(Objective):
Filter the records below and copy every line containing the word "Bobina".

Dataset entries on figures
__________
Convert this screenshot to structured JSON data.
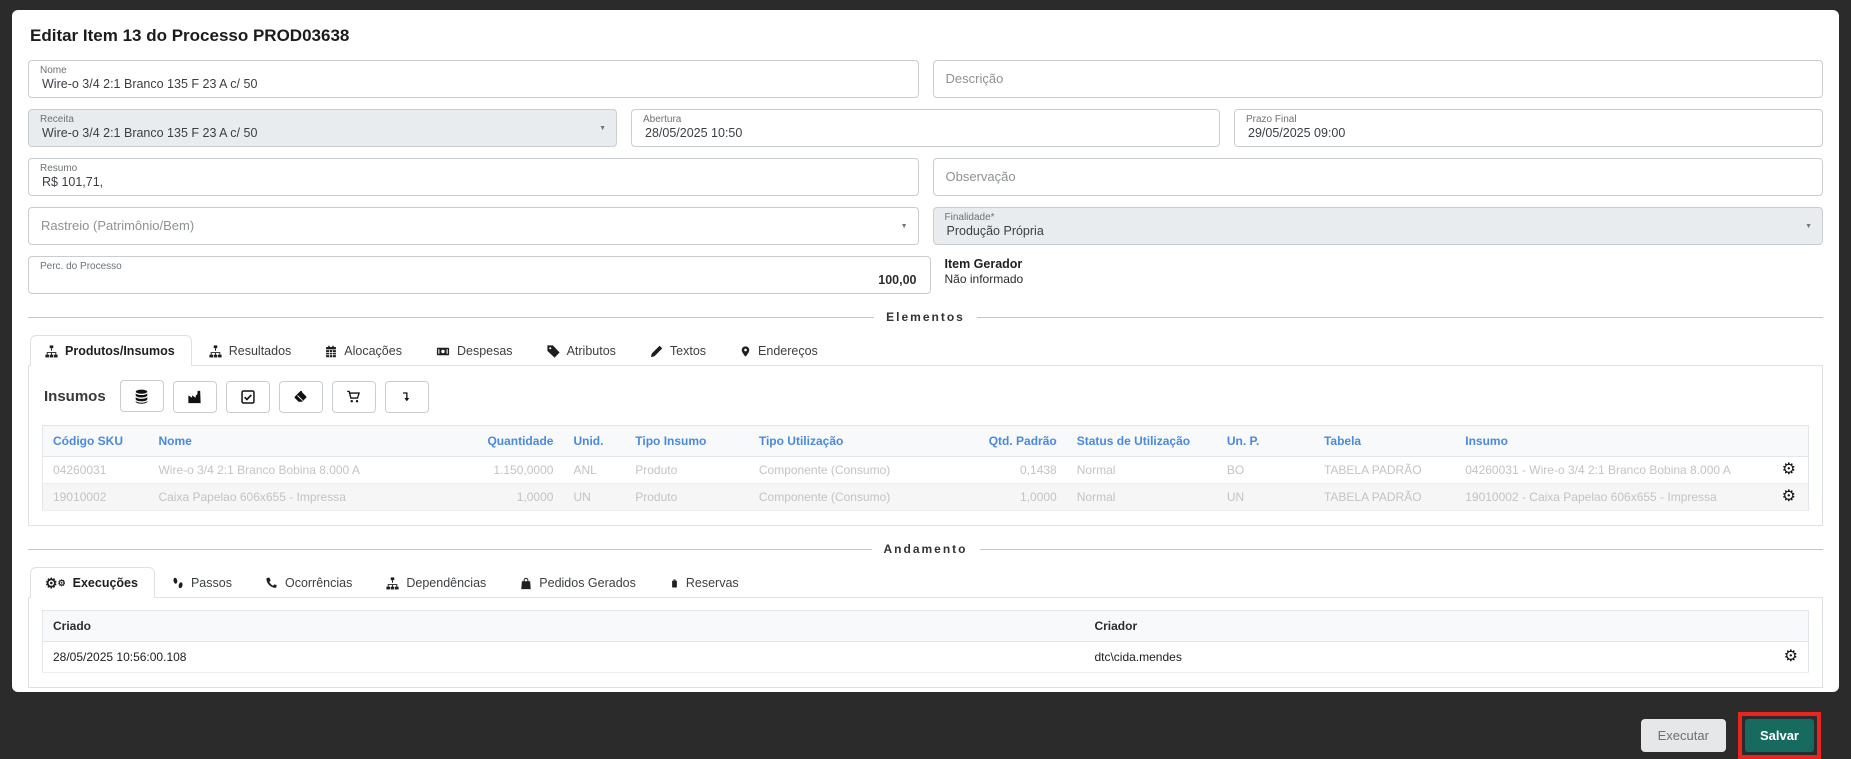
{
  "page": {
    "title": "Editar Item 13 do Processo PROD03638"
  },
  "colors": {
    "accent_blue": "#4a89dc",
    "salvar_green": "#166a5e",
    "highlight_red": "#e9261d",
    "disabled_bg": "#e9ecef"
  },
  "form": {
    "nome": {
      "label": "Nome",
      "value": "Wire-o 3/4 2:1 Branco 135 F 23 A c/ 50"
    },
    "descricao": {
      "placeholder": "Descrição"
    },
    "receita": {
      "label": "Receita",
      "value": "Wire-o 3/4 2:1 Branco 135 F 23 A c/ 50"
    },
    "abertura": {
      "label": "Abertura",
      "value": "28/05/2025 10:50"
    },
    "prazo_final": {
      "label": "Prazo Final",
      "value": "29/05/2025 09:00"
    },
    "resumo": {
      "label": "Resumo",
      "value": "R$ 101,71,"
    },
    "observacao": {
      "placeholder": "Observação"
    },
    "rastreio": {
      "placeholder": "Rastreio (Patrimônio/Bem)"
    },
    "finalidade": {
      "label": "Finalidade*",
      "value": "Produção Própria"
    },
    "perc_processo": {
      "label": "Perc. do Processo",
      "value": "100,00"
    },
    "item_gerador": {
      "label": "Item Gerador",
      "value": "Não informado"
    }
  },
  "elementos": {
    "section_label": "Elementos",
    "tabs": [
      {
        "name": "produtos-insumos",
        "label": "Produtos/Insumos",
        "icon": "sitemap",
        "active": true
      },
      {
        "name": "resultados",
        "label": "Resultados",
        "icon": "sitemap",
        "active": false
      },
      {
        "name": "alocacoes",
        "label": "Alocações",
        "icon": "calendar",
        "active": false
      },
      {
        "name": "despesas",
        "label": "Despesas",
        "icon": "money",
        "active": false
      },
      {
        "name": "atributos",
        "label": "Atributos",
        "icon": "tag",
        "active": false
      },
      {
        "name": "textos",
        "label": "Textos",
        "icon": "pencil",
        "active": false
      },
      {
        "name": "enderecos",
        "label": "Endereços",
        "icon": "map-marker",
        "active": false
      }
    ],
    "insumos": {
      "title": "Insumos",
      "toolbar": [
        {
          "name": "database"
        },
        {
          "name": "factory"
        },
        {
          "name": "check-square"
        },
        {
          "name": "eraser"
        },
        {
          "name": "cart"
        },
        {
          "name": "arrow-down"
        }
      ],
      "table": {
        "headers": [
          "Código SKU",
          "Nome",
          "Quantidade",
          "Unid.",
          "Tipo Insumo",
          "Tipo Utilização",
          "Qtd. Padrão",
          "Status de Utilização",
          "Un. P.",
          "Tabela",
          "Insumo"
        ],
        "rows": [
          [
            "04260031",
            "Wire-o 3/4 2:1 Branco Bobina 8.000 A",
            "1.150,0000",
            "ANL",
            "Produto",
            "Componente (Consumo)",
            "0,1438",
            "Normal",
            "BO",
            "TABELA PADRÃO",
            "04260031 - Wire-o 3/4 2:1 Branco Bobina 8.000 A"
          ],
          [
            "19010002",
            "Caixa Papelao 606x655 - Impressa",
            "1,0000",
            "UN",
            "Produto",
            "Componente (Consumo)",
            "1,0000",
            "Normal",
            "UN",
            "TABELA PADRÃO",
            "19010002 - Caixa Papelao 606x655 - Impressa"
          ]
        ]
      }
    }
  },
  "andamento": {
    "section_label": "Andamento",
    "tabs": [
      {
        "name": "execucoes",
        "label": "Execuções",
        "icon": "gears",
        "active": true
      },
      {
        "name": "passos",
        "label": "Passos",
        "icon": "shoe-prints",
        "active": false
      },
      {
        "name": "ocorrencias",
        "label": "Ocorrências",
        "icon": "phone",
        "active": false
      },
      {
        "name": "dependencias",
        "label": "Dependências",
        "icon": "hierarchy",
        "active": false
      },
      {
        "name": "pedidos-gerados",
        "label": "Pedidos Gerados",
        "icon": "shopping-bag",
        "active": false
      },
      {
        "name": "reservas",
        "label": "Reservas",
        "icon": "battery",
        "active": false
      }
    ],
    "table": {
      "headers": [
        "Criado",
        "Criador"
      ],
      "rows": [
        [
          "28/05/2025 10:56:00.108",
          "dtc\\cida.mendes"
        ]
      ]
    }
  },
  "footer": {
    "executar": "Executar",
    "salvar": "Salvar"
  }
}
__________
(Exercise output):
            "Wire-o 3/4 2:1 Branco Bobina 8.000 A",
            "04260031 - Wire-o 3/4 2:1 Branco Bobina 8.000 A"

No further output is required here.